─── Brano citato ───

Curcuma controindicazioni in gravidanza

Curcuma controindicazioni in gravidanza

Ci sono curcuma controindicazioni in gravidanza? Questa pianta è spesso usata come spezia, soprattutto nella cucina orientale. Sono in molte le donne a chiedersi se durante la gestazione si può assumere questo alimento. In questo articolo vedremo se ci sono effetti collaterali o se invece questa pianta può portare dei veri e propri benefici.

Curcuma controindicazioni in gravidanza: quali sono?

Allo stato attuale della ricerca medica non si può dire se la curcuma abbia reali controindicazioni durante la gravidanza. In ogni caso bisogna ricordare un suggerimento fondamentale: per ogni dubbio è importante chiedere consiglio al proprio medico. Sarà lui, conscio della nostra storia clinica, a consigliarci o meno il consumo di questa sostanza. In ogni caso è meglio evitarne l’abuso. Durante il periodo della gestazione è importante mantenere una dieta equilibrata, sia per il bambino che per la futura madre.

─── Dati estratti ───

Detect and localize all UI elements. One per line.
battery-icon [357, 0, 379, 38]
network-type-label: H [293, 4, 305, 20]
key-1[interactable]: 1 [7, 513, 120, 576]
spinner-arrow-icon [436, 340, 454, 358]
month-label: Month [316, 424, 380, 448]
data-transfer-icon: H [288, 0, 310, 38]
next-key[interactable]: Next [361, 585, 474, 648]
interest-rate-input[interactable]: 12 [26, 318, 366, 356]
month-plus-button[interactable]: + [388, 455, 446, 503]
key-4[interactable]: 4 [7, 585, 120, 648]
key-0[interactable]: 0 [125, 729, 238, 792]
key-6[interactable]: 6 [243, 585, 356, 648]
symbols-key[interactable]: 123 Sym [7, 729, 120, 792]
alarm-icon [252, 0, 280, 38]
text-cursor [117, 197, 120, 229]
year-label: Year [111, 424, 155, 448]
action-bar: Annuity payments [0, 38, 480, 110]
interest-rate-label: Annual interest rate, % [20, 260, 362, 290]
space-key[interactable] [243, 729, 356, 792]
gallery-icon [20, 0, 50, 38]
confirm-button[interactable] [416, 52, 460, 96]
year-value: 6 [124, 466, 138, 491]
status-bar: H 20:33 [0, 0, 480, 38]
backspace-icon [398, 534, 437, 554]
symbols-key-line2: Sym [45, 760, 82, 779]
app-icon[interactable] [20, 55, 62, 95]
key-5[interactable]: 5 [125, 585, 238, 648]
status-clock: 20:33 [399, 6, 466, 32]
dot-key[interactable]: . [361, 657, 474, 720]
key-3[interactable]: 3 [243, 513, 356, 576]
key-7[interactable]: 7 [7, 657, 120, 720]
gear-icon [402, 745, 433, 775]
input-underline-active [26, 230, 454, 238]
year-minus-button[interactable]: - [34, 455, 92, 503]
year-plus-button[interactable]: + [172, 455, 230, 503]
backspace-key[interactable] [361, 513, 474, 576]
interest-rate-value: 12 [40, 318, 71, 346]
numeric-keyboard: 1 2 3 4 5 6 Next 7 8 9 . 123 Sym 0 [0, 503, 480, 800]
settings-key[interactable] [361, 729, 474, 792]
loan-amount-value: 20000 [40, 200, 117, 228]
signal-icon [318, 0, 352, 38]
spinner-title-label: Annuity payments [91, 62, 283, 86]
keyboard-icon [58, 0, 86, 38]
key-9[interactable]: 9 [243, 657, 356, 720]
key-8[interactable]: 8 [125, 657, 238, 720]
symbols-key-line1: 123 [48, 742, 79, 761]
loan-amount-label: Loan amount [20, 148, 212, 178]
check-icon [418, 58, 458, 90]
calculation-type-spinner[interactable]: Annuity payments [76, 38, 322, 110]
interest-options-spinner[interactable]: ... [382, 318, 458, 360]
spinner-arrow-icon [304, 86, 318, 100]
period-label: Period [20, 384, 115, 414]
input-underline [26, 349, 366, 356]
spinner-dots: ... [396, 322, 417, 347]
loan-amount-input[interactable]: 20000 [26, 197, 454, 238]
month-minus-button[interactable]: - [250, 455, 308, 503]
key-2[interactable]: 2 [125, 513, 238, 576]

───

* Compiti da svolgere:
1. Secondo il testo sulla curcuma in gravidanza, a chi bisogna chiedere consiglio in caso di dubbio?
2. Ricopia la parte del testo sulla curcuma in gravidanza che inizia con "Ci sono curcuma" e prosegue fino a "gravidanza: quali sono?".

* Risposte ai compiti:
1. Al proprio medico.

2.
Ci sono curcuma controindicazioni in gravidanza? Questa pianta è spesso usata come spezia, soprattutto nella cucina orientale. Sono in molte le donne a chiedersi se durante la gestazione si può assumere questo alimento. In questo articolo vedremo se ci sono effetti collaterali o se invece questa pianta può portare dei veri e propri benefici.

Curcuma controindicazioni in gravidanza: quali sono?